(Records from a collection)

»»

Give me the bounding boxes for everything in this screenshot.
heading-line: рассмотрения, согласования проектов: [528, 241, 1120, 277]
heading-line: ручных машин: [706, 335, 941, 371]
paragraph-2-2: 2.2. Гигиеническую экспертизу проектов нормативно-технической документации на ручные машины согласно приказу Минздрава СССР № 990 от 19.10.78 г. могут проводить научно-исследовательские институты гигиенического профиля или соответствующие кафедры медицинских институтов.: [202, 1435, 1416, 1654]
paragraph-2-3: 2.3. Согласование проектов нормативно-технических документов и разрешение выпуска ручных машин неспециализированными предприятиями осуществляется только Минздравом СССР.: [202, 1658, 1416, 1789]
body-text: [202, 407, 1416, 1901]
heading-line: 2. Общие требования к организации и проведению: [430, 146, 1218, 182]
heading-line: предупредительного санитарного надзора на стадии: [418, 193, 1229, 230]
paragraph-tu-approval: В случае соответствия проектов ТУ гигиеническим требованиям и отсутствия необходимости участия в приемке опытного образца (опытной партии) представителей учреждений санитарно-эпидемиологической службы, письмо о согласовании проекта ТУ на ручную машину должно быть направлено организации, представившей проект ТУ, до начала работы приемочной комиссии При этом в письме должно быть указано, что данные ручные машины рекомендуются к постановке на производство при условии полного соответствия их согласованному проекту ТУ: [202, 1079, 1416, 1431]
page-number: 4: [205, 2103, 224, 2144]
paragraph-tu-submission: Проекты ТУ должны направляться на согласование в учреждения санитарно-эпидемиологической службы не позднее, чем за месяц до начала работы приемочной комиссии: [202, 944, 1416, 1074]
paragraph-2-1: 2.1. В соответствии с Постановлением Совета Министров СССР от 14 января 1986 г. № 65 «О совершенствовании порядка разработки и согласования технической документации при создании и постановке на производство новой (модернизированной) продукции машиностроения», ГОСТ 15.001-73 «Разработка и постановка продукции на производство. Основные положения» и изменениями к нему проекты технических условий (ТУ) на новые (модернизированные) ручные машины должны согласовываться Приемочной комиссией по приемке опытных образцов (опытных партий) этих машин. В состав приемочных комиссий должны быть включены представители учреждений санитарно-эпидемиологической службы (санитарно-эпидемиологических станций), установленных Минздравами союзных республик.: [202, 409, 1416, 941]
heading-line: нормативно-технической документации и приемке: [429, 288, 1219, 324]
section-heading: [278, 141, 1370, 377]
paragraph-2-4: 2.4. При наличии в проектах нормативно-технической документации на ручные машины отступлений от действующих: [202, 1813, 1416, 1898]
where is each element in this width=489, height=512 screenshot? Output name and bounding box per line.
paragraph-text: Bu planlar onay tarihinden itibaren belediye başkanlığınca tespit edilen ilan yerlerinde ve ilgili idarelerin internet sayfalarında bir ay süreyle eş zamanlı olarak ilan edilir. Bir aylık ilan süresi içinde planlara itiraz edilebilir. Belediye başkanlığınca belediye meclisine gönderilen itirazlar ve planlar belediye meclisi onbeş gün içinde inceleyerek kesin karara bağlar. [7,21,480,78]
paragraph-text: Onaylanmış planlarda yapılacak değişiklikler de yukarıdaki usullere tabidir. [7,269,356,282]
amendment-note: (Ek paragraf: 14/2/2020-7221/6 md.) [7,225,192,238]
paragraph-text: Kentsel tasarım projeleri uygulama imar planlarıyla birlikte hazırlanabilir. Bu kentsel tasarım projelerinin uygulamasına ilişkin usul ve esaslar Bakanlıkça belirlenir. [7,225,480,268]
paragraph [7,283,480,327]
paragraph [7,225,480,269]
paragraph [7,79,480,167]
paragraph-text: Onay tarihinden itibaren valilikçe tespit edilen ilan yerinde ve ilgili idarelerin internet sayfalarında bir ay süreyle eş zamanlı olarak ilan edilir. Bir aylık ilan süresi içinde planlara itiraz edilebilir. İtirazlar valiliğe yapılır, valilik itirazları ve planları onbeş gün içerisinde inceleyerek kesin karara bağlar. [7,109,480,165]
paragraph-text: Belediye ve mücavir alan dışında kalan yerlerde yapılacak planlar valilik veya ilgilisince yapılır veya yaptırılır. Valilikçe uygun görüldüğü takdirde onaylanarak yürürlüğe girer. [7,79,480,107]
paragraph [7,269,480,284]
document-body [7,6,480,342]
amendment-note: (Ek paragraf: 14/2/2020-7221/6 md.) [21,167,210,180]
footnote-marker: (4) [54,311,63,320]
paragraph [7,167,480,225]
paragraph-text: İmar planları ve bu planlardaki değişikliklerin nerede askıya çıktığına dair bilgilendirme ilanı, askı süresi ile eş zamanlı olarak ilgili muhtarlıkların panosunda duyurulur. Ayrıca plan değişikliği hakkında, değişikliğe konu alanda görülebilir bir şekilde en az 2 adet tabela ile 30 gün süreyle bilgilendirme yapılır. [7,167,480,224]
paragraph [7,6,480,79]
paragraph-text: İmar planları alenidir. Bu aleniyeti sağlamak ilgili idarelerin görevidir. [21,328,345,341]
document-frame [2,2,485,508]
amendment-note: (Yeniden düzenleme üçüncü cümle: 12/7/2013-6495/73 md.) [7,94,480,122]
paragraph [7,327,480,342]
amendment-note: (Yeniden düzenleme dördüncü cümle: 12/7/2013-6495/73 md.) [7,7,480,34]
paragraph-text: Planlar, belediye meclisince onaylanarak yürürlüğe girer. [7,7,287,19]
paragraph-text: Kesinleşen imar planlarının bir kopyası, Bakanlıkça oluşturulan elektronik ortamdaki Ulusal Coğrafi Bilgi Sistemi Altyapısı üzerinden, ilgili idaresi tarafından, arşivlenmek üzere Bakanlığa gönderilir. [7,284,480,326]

««

— Work to do —
Reproduce every one of the rows above verbatim, line for line.

— Task result —
Give me the bounding boxes for everything in this screenshot.
heading-line: рассмотрения, согласования проектов: [528, 241, 1120, 277]
heading-line: ручных машин: [706, 335, 941, 371]
paragraph-2-2: 2.2. Гигиеническую экспертизу проектов нормативно-технической документации на ручные машины согласно приказу Минздрава СССР № 990 от 19.10.78 г. могут проводить научно-исследовательские институты гигиенического профиля или соответствующие кафедры медицинских институтов.: [202, 1435, 1416, 1654]
paragraph-2-3: 2.3. Согласование проектов нормативно-технических документов и разрешение выпуска ручных машин неспециализированными предприятиями осуществляется только Минздравом СССР.: [202, 1658, 1416, 1789]
body-text: [202, 407, 1416, 1901]
heading-line: 2. Общие требования к организации и проведению: [430, 146, 1218, 182]
heading-line: предупредительного санитарного надзора на стадии: [418, 193, 1229, 230]
paragraph-tu-approval: В случае соответствия проектов ТУ гигиеническим требованиям и отсутствия необходимости участия в приемке опытного образца (опытной партии) представителей учреждений санитарно-эпидемиологической службы, письмо о согласовании проекта ТУ на ручную машину должно быть направлено организации, представившей проект ТУ, до начала работы приемочной комиссии При этом в письме должно быть указано, что данные ручные машины рекомендуются к постановке на производство при условии полного соответствия их согласованному проекту ТУ: [202, 1079, 1416, 1431]
page-number: 4: [205, 2103, 224, 2144]
paragraph-tu-submission: Проекты ТУ должны направляться на согласование в учреждения санитарно-эпидемиологической службы не позднее, чем за месяц до начала работы приемочной комиссии: [202, 944, 1416, 1074]
paragraph-2-1: 2.1. В соответствии с Постановлением Совета Министров СССР от 14 января 1986 г. № 65 «О совершенствовании порядка разработки и согласования технической документации при создании и постановке на производство новой (модернизированной) продукции машиностроения», ГОСТ 15.001-73 «Разработка и постановка продукции на производство. Основные положения» и изменениями к нему проекты технических условий (ТУ) на новые (модернизированные) ручные машины должны согласовываться Приемочной комиссией по приемке опытных образцов (опытных партий) этих машин. В состав приемочных комиссий должны быть включены представители учреждений санитарно-эпидемиологической службы (санитарно-эпидемиологических станций), установленных Минздравами союзных республик.: [202, 409, 1416, 941]
heading-line: нормативно-технической документации и приемке: [429, 288, 1219, 324]
section-heading: [278, 141, 1370, 377]
paragraph-2-4: 2.4. При наличии в проектах нормативно-технической документации на ручные машины отступлений от действующих: [202, 1813, 1416, 1898]
where is each element in this width=489, height=512 screenshot? Output name and bounding box per line.
paragraph-text: Bu planlar onay tarihinden itibaren belediye başkanlığınca tespit edilen ilan yerlerinde ve ilgili idarelerin internet sayfalarında bir ay süreyle eş zamanlı olarak ilan edilir. Bir aylık ilan süresi içinde planlara itiraz edilebilir. Belediye başkanlığınca belediye meclisine gönderilen itirazlar ve planlar belediye meclisi onbeş gün içinde inceleyerek kesin karara bağlar. [7,21,480,78]
paragraph-text: Onaylanmış planlarda yapılacak değişiklikler de yukarıdaki usullere tabidir. [7,269,356,282]
amendment-note: (Ek paragraf: 14/2/2020-7221/6 md.) [7,225,192,238]
paragraph-text: Kentsel tasarım projeleri uygulama imar planlarıyla birlikte hazırlanabilir. Bu kentsel tasarım projelerinin uygulamasına ilişkin usul ve esaslar Bakanlıkça belirlenir. [7,225,480,268]
paragraph [7,283,480,327]
paragraph [7,225,480,269]
paragraph [7,79,480,167]
paragraph-text: Onay tarihinden itibaren valilikçe tespit edilen ilan yerinde ve ilgili idarelerin internet sayfalarında bir ay süreyle eş zamanlı olarak ilan edilir. Bir aylık ilan süresi içinde planlara itiraz edilebilir. İtirazlar valiliğe yapılır, valilik itirazları ve planları onbeş gün içerisinde inceleyerek kesin karara bağlar. [7,109,480,165]
paragraph-text: Belediye ve mücavir alan dışında kalan yerlerde yapılacak planlar valilik veya ilgilisince yapılır veya yaptırılır. Valilikçe uygun görüldüğü takdirde onaylanarak yürürlüğe girer. [7,79,480,107]
paragraph [7,269,480,284]
document-body [7,6,480,342]
amendment-note: (Ek paragraf: 14/2/2020-7221/6 md.) [21,167,210,180]
footnote-marker: (4) [54,311,63,320]
paragraph [7,167,480,225]
paragraph-text: İmar planları ve bu planlardaki değişikliklerin nerede askıya çıktığına dair bilgilendirme ilanı, askı süresi ile eş zamanlı olarak ilgili muhtarlıkların panosunda duyurulur. Ayrıca plan değişikliği hakkında, değişikliğe konu alanda görülebilir bir şekilde en az 2 adet tabela ile 30 gün süreyle bilgilendirme yapılır. [7,167,480,224]
paragraph [7,6,480,79]
paragraph-text: İmar planları alenidir. Bu aleniyeti sağlamak ilgili idarelerin görevidir. [21,328,345,341]
document-frame [2,2,485,508]
amendment-note: (Yeniden düzenleme üçüncü cümle: 12/7/2013-6495/73 md.) [7,94,480,122]
paragraph [7,327,480,342]
amendment-note: (Yeniden düzenleme dördüncü cümle: 12/7/2013-6495/73 md.) [7,7,480,34]
paragraph-text: Planlar, belediye meclisince onaylanarak yürürlüğe girer. [7,7,287,19]
paragraph-text: Kesinleşen imar planlarının bir kopyası, Bakanlıkça oluşturulan elektronik ortamdaki Ulusal Coğrafi Bilgi Sistemi Altyapısı üzerinden, ilgili idaresi tarafından, arşivlenmek üzere Bakanlığa gönderilir. [7,284,480,326]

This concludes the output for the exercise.